>> Begin Dataset extract

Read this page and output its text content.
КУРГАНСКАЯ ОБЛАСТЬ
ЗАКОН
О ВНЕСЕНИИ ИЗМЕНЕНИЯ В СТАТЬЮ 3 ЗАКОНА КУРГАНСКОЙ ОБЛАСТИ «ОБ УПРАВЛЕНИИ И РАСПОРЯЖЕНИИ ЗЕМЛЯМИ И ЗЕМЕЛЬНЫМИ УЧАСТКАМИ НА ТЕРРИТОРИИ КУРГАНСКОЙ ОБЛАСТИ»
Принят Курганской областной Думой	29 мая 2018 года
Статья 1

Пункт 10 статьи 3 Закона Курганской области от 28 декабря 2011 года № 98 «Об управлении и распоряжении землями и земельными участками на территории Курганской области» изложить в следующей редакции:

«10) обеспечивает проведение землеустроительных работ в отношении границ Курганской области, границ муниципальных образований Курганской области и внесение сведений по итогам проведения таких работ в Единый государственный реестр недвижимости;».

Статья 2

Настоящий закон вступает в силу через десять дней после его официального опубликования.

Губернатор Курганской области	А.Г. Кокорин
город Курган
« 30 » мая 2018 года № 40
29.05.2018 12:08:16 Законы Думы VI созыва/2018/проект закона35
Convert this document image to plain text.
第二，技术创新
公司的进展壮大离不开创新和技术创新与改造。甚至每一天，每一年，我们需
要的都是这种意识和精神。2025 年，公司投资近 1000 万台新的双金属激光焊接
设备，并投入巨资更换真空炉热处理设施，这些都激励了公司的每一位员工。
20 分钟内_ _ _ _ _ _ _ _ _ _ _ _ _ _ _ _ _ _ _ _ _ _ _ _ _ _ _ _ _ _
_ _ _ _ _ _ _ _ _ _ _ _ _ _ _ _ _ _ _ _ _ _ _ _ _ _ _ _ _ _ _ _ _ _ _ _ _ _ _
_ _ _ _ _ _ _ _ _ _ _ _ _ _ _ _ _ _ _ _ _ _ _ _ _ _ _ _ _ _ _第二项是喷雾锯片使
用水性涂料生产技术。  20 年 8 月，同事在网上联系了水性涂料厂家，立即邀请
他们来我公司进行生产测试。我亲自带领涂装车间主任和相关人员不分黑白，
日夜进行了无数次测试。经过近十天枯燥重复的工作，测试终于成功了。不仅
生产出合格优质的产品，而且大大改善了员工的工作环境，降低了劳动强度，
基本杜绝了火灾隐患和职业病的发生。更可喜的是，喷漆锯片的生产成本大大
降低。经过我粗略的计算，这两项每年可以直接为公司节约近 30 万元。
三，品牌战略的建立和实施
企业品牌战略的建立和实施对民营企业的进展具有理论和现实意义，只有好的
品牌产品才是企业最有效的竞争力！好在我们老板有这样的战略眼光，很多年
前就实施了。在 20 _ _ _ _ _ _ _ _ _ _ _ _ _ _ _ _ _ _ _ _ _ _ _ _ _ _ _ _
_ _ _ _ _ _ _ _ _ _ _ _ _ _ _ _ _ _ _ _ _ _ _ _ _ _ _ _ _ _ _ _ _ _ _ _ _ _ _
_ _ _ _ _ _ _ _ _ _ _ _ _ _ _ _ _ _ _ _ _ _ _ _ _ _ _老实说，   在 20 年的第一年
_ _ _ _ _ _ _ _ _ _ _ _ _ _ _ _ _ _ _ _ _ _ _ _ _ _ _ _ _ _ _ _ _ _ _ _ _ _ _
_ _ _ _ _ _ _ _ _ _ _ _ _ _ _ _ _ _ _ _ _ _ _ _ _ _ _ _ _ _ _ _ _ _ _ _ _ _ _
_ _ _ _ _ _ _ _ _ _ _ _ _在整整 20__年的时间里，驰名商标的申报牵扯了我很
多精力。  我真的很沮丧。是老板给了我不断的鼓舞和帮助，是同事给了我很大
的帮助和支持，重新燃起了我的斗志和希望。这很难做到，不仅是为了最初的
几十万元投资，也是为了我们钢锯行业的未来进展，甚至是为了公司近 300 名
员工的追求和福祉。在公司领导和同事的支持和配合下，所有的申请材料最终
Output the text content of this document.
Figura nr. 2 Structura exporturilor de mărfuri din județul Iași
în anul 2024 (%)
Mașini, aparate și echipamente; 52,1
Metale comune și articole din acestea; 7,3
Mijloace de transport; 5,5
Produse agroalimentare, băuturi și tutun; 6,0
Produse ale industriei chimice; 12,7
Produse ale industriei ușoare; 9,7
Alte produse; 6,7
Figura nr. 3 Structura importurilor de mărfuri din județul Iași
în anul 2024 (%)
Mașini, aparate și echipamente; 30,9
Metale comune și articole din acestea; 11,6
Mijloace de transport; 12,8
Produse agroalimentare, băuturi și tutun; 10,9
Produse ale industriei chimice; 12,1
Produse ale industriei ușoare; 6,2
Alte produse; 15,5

>> End Dataset extract

Lines from the records above that hold "document" are the ones to list.

- The output:
Convert this document image to plain text.
Output the text content of this document.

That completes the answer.